(Figure content listings)
▽

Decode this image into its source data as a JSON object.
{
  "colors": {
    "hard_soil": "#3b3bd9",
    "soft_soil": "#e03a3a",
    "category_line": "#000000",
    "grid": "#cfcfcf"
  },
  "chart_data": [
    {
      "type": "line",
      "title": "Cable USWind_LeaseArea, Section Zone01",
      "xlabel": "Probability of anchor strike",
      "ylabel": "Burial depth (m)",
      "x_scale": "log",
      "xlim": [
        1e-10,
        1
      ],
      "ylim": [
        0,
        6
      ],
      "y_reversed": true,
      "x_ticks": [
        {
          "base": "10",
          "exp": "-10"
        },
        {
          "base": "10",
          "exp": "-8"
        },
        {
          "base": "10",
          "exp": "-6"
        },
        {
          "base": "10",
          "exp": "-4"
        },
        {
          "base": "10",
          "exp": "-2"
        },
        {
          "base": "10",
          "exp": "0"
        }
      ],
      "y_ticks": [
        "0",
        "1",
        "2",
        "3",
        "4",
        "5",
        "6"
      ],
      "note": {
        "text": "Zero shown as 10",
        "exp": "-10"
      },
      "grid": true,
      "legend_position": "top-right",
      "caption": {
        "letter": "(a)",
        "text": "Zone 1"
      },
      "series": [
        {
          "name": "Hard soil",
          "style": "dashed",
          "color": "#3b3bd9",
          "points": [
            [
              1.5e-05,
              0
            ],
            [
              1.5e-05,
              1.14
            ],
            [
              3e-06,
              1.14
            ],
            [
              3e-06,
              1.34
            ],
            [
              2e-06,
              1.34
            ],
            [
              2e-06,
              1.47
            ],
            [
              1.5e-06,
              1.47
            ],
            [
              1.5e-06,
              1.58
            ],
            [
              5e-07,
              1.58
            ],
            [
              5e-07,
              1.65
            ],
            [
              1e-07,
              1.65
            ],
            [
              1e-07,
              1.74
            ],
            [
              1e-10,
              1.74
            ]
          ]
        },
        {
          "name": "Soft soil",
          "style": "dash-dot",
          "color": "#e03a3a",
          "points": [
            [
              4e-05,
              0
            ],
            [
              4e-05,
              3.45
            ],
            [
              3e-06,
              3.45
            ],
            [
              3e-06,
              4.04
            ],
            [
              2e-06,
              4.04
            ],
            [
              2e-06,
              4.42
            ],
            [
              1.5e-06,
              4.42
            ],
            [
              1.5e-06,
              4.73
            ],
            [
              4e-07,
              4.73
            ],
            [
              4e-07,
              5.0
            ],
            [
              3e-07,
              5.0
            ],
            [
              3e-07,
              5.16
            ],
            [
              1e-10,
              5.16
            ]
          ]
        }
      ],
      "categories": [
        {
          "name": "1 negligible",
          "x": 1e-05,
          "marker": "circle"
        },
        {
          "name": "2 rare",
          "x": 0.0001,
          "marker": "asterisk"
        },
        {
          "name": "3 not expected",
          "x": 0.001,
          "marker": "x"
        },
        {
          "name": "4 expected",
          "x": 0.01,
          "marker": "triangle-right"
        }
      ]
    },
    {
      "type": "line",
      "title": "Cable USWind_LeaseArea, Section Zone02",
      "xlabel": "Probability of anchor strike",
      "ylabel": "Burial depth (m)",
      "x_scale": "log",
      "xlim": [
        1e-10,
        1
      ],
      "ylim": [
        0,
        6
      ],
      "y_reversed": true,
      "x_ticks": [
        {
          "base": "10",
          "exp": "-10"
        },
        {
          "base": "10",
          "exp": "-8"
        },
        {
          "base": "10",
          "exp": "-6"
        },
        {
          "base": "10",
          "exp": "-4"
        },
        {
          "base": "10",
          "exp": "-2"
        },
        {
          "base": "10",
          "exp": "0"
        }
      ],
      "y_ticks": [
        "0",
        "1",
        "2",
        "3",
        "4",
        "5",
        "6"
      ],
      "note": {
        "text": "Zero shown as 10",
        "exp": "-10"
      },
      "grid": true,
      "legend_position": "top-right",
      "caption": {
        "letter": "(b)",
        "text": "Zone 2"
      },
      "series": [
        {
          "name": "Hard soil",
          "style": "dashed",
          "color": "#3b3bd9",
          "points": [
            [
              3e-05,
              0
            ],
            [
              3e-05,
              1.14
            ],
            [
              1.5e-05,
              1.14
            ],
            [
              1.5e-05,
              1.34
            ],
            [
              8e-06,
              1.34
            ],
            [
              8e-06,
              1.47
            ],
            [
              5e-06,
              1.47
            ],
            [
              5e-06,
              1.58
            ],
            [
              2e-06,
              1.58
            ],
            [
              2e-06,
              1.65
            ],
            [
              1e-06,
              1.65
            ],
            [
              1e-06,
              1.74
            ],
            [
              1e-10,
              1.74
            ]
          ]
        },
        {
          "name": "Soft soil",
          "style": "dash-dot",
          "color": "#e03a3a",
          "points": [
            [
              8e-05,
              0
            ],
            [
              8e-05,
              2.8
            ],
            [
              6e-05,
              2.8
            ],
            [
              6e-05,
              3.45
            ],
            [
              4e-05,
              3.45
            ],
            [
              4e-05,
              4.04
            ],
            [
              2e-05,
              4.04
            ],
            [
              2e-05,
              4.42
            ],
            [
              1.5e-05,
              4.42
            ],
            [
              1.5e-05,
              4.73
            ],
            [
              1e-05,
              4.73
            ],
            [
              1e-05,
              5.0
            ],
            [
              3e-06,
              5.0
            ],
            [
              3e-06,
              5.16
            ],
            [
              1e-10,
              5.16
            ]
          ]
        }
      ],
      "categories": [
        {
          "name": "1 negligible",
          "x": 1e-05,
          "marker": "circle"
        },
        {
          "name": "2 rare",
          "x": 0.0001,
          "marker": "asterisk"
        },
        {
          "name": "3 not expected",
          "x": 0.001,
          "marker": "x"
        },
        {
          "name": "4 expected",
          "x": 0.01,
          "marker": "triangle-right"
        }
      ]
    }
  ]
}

△

Exercise instructions - Every entry should be printed again exactly as written.

Complete output -
Decode this image into its source data as a JSON object.
{
  "colors": {
    "hard_soil": "#3b3bd9",
    "soft_soil": "#e03a3a",
    "category_line": "#000000",
    "grid": "#cfcfcf"
  },
  "chart_data": [
    {
      "type": "line",
      "title": "Cable USWind_LeaseArea, Section Zone01",
      "xlabel": "Probability of anchor strike",
      "ylabel": "Burial depth (m)",
      "x_scale": "log",
      "xlim": [
        1e-10,
        1
      ],
      "ylim": [
        0,
        6
      ],
      "y_reversed": true,
      "x_ticks": [
        {
          "base": "10",
          "exp": "-10"
        },
        {
          "base": "10",
          "exp": "-8"
        },
        {
          "base": "10",
          "exp": "-6"
        },
        {
          "base": "10",
          "exp": "-4"
        },
        {
          "base": "10",
          "exp": "-2"
        },
        {
          "base": "10",
          "exp": "0"
        }
      ],
      "y_ticks": [
        "0",
        "1",
        "2",
        "3",
        "4",
        "5",
        "6"
      ],
      "note": {
        "text": "Zero shown as 10",
        "exp": "-10"
      },
      "grid": true,
      "legend_position": "top-right",
      "caption": {
        "letter": "(a)",
        "text": "Zone 1"
      },
      "series": [
        {
          "name": "Hard soil",
          "style": "dashed",
          "color": "#3b3bd9",
          "points": [
            [
              1.5e-05,
              0
            ],
            [
              1.5e-05,
              1.14
            ],
            [
              3e-06,
              1.14
            ],
            [
              3e-06,
              1.34
            ],
            [
              2e-06,
              1.34
            ],
            [
              2e-06,
              1.47
            ],
            [
              1.5e-06,
              1.47
            ],
            [
              1.5e-06,
              1.58
            ],
            [
              5e-07,
              1.58
            ],
            [
              5e-07,
              1.65
            ],
            [
              1e-07,
              1.65
            ],
            [
              1e-07,
              1.74
            ],
            [
              1e-10,
              1.74
            ]
          ]
        },
        {
          "name": "Soft soil",
          "style": "dash-dot",
          "color": "#e03a3a",
          "points": [
            [
              4e-05,
              0
            ],
            [
              4e-05,
              3.45
            ],
            [
              3e-06,
              3.45
            ],
            [
              3e-06,
              4.04
            ],
            [
              2e-06,
              4.04
            ],
            [
              2e-06,
              4.42
            ],
            [
              1.5e-06,
              4.42
            ],
            [
              1.5e-06,
              4.73
            ],
            [
              4e-07,
              4.73
            ],
            [
              4e-07,
              5.0
            ],
            [
              3e-07,
              5.0
            ],
            [
              3e-07,
              5.16
            ],
            [
              1e-10,
              5.16
            ]
          ]
        }
      ],
      "categories": [
        {
          "name": "1 negligible",
          "x": 1e-05,
          "marker": "circle"
        },
        {
          "name": "2 rare",
          "x": 0.0001,
          "marker": "asterisk"
        },
        {
          "name": "3 not expected",
          "x": 0.001,
          "marker": "x"
        },
        {
          "name": "4 expected",
          "x": 0.01,
          "marker": "triangle-right"
        }
      ]
    },
    {
      "type": "line",
      "title": "Cable USWind_LeaseArea, Section Zone02",
      "xlabel": "Probability of anchor strike",
      "ylabel": "Burial depth (m)",
      "x_scale": "log",
      "xlim": [
        1e-10,
        1
      ],
      "ylim": [
        0,
        6
      ],
      "y_reversed": true,
      "x_ticks": [
        {
          "base": "10",
          "exp": "-10"
        },
        {
          "base": "10",
          "exp": "-8"
        },
        {
          "base": "10",
          "exp": "-6"
        },
        {
          "base": "10",
          "exp": "-4"
        },
        {
          "base": "10",
          "exp": "-2"
        },
        {
          "base": "10",
          "exp": "0"
        }
      ],
      "y_ticks": [
        "0",
        "1",
        "2",
        "3",
        "4",
        "5",
        "6"
      ],
      "note": {
        "text": "Zero shown as 10",
        "exp": "-10"
      },
      "grid": true,
      "legend_position": "top-right",
      "caption": {
        "letter": "(b)",
        "text": "Zone 2"
      },
      "series": [
        {
          "name": "Hard soil",
          "style": "dashed",
          "color": "#3b3bd9",
          "points": [
            [
              3e-05,
              0
            ],
            [
              3e-05,
              1.14
            ],
            [
              1.5e-05,
              1.14
            ],
            [
              1.5e-05,
              1.34
            ],
            [
              8e-06,
              1.34
            ],
            [
              8e-06,
              1.47
            ],
            [
              5e-06,
              1.47
            ],
            [
              5e-06,
              1.58
            ],
            [
              2e-06,
              1.58
            ],
            [
              2e-06,
              1.65
            ],
            [
              1e-06,
              1.65
            ],
            [
              1e-06,
              1.74
            ],
            [
              1e-10,
              1.74
            ]
          ]
        },
        {
          "name": "Soft soil",
          "style": "dash-dot",
          "color": "#e03a3a",
          "points": [
            [
              8e-05,
              0
            ],
            [
              8e-05,
              2.8
            ],
            [
              6e-05,
              2.8
            ],
            [
              6e-05,
              3.45
            ],
            [
              4e-05,
              3.45
            ],
            [
              4e-05,
              4.04
            ],
            [
              2e-05,
              4.04
            ],
            [
              2e-05,
              4.42
            ],
            [
              1.5e-05,
              4.42
            ],
            [
              1.5e-05,
              4.73
            ],
            [
              1e-05,
              4.73
            ],
            [
              1e-05,
              5.0
            ],
            [
              3e-06,
              5.0
            ],
            [
              3e-06,
              5.16
            ],
            [
              1e-10,
              5.16
            ]
          ]
        }
      ],
      "categories": [
        {
          "name": "1 negligible",
          "x": 1e-05,
          "marker": "circle"
        },
        {
          "name": "2 rare",
          "x": 0.0001,
          "marker": "asterisk"
        },
        {
          "name": "3 not expected",
          "x": 0.001,
          "marker": "x"
        },
        {
          "name": "4 expected",
          "x": 0.01,
          "marker": "triangle-right"
        }
      ]
    }
  ]
}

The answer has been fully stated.